Testing Platform

What is the cheapest test that gives sufficient confidence?

That question — Kent C. Dodds' core insight — drives the entire strategy. Not "how many tests" or "what percentage coverage." The question is economic: where does each dollar of testing effort buy the most confidence?

The Trophy

The Testing Trophy replaces the Testing Pyramid. The pyramid assumed UI was expensive and unit tests were king. Server-side rendering inverted that assumption. When most logic lives in server actions and services, integration tests deliver the highest confidence per dollar.

        ╔═══════════════╗
        ║    E2E (L3)   ║  ← Browser-dependent flows only
        ╠═══════════════╣
        ║               ║
        ║ Integration   ║  ← The bulk: server actions, services, repos
        ║    (L2)       ║
        ║               ║
        ╠═══════════════╣
        ║  Unit (L1)    ║  ← Pure transforms, Zod schemas
        ╠═══════════════╣
        ║ Static (L0)   ║  ← TypeScript compiler — free
        ╚═══════════════╝

The 2025 update: for SSR-heavy apps (Next.js with Server Components), the trophy grows top-heavy. More logic is server-side, so L2 integration tests cover more surface area. E2E remains expensive — use it only when the browser itself is part of the proof.

Confidence Coefficient

Each layer answers a different question. Stop at the first layer that covers the change.

■ **WHAT THE TASK REQUIRES**
Can you carry on the testing-strategy page from its last sentence, keeping its style? The lines after this point are separate material, unrelated to the testing-strategy page.

■ **INFORMATION PROVIDED**
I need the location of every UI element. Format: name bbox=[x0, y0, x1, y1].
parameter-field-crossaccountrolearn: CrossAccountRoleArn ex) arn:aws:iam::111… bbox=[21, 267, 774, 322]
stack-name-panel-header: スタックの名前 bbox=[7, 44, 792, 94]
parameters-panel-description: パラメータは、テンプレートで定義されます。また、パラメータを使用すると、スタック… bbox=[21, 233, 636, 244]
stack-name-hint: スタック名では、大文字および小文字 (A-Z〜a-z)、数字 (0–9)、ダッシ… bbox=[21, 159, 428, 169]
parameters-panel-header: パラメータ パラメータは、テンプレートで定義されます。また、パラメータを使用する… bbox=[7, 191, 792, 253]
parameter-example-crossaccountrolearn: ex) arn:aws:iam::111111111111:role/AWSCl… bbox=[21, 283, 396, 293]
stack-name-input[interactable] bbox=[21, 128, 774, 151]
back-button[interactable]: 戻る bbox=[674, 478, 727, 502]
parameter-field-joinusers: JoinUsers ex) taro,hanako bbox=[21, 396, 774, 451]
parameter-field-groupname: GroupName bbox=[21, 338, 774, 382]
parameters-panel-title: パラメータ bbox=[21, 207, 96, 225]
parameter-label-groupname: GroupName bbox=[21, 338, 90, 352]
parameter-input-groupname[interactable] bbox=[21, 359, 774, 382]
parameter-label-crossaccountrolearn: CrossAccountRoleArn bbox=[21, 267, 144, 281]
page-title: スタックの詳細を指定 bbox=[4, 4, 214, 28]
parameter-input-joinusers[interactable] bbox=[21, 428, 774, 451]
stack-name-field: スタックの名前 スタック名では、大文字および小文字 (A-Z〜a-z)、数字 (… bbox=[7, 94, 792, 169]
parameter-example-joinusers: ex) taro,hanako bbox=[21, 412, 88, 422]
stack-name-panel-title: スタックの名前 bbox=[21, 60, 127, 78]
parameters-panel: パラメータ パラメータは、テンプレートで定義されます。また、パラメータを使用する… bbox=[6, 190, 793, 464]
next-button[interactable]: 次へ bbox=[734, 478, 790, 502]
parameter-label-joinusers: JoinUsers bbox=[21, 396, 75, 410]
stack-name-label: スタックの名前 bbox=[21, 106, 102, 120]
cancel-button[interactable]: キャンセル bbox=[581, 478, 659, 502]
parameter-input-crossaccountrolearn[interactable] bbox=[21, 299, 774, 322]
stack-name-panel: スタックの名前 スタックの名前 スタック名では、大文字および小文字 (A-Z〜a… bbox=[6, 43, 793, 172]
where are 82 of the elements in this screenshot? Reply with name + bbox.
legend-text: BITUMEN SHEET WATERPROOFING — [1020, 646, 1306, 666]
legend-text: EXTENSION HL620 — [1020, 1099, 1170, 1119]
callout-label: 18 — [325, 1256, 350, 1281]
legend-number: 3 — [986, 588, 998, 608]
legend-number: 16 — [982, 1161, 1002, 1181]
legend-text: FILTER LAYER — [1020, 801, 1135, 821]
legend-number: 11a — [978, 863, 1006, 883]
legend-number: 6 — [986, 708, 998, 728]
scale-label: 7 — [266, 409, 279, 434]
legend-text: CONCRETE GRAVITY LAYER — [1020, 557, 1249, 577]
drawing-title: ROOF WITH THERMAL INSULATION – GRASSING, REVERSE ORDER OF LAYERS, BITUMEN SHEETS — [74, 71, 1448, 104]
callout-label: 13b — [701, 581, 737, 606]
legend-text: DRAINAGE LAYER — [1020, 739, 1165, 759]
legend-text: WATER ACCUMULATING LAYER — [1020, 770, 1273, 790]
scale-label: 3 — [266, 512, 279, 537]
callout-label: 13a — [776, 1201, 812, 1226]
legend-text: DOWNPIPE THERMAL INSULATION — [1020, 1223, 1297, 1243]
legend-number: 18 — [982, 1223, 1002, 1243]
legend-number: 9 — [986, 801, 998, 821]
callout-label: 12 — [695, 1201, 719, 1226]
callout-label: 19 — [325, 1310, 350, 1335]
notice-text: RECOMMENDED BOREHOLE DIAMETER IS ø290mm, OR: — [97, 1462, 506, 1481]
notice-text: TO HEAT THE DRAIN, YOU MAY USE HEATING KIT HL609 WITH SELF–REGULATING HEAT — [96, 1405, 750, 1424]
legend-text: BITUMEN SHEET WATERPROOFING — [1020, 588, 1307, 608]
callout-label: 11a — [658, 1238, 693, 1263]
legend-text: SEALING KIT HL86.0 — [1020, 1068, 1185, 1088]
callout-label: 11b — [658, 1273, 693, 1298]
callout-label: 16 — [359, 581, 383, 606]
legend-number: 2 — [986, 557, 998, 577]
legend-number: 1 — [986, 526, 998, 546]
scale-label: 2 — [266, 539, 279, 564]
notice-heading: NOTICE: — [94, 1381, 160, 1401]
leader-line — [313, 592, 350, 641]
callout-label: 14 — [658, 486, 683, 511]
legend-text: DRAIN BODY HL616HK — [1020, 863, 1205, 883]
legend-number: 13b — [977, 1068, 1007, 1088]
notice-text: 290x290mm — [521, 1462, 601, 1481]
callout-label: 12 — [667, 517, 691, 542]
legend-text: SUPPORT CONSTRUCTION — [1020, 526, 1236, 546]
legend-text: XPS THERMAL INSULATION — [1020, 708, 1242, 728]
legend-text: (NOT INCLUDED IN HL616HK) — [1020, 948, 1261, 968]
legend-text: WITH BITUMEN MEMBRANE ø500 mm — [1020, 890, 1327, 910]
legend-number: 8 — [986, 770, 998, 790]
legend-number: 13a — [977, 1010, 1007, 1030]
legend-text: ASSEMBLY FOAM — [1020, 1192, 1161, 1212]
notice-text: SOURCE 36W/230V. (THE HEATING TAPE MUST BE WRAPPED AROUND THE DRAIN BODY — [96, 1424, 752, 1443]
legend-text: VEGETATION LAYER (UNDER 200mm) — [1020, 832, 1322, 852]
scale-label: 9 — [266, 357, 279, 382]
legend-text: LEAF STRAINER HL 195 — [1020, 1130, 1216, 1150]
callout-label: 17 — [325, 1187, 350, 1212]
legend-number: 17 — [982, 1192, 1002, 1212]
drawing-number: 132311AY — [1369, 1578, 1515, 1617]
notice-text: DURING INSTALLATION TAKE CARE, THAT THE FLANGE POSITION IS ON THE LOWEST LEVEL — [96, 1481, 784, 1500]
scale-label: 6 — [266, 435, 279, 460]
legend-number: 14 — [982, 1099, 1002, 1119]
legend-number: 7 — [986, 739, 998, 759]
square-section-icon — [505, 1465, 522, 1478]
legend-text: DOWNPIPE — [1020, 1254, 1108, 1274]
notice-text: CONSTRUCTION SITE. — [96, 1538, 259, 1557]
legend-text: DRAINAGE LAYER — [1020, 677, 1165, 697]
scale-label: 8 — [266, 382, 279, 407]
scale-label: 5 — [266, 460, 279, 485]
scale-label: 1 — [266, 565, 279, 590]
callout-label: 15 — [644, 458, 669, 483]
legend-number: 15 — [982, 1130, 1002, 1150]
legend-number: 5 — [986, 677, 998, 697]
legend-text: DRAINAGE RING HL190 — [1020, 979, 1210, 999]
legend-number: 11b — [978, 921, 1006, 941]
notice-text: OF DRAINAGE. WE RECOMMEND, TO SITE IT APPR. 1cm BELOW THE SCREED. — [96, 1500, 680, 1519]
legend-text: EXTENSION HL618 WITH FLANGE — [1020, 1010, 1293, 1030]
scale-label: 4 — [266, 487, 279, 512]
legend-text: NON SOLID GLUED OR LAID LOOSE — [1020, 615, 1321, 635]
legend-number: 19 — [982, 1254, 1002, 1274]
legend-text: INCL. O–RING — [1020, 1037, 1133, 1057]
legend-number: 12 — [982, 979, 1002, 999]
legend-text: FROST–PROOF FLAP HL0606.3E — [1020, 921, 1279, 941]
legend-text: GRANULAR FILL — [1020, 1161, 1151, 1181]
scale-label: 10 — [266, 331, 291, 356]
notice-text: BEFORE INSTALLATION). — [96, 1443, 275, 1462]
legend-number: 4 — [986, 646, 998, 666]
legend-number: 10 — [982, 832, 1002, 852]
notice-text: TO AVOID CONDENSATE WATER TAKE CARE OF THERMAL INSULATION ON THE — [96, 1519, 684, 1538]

■ **TASK RESPONSE**
Layer	Question	Tool	Speed	Confidence
L0 Static	Does it compile?	tsc --noEmit	<1s	Contracts match
L1 Unit	Does the transform work?	Vitest	<1s/test	Logic correct
L2 Integration	Does the data flow work?	Vitest + real DB	5-30s/test	Wiring correct
L3 E2E	Can a human complete the journey?	Playwright	30-120s/test	Experience correct

L0 runs on every change. The compiler is free verification. A broken refactor lights up every consumer instantly.

Platform Constraints

Next.js with React Server Components changes what's testable at each layer.

Code Type	Testable At	Why
Zod schemas, DTOs, pure functions	L1 Unit	Zero dependencies
Server actions ("use server")	L2 Integration	Mock next/headers, next/cache — test the function directly
Repository/adapter layer	L2 Integration	Real database, real queries
API routes (route.ts)	L2 Integration	NTARH for real Next.js routing
Client components with state	L2 Browser Mode	Vitest Browser Mode + MSW
Async Server Components	L3 E2E only	Cannot render outside Next.js server
Multi-step browser flows	L3 E2E only	Browser IS the proof

E2E Admission Gate

Before writing any E2E test, the claim must pass this gate. If it fails, write a cheaper test.

The Gate

Question	Yes → E2E	No → lower layer
Does this test require a real browser to prove its claim?	Auth redirects, layout, a11y, keyboard nav	Server action results, validation logic, data transforms
Is the browser the only environment where this behavior exists?	Client-side hydration state, CSS rendering	Server action return values, DB writes, redirect URLs
Has the underlying logic already been proven at L2?	E2E confirms wiring only	Write L2 first, then decide if E2E adds signal

E2E tests that fail this gate are integration tests running in an expensive container. They carry the full weight of SSR, hydration, JS execution, network, and CI environment timing — and any variance in that chain breaks the test.

Critical Functions

These server actions MUST have L2 integration tests before any E2E test references them. E2E tests for these flows should assume the action works and test only the browser wiring.

Function	L2 proves	E2E proves (if needed)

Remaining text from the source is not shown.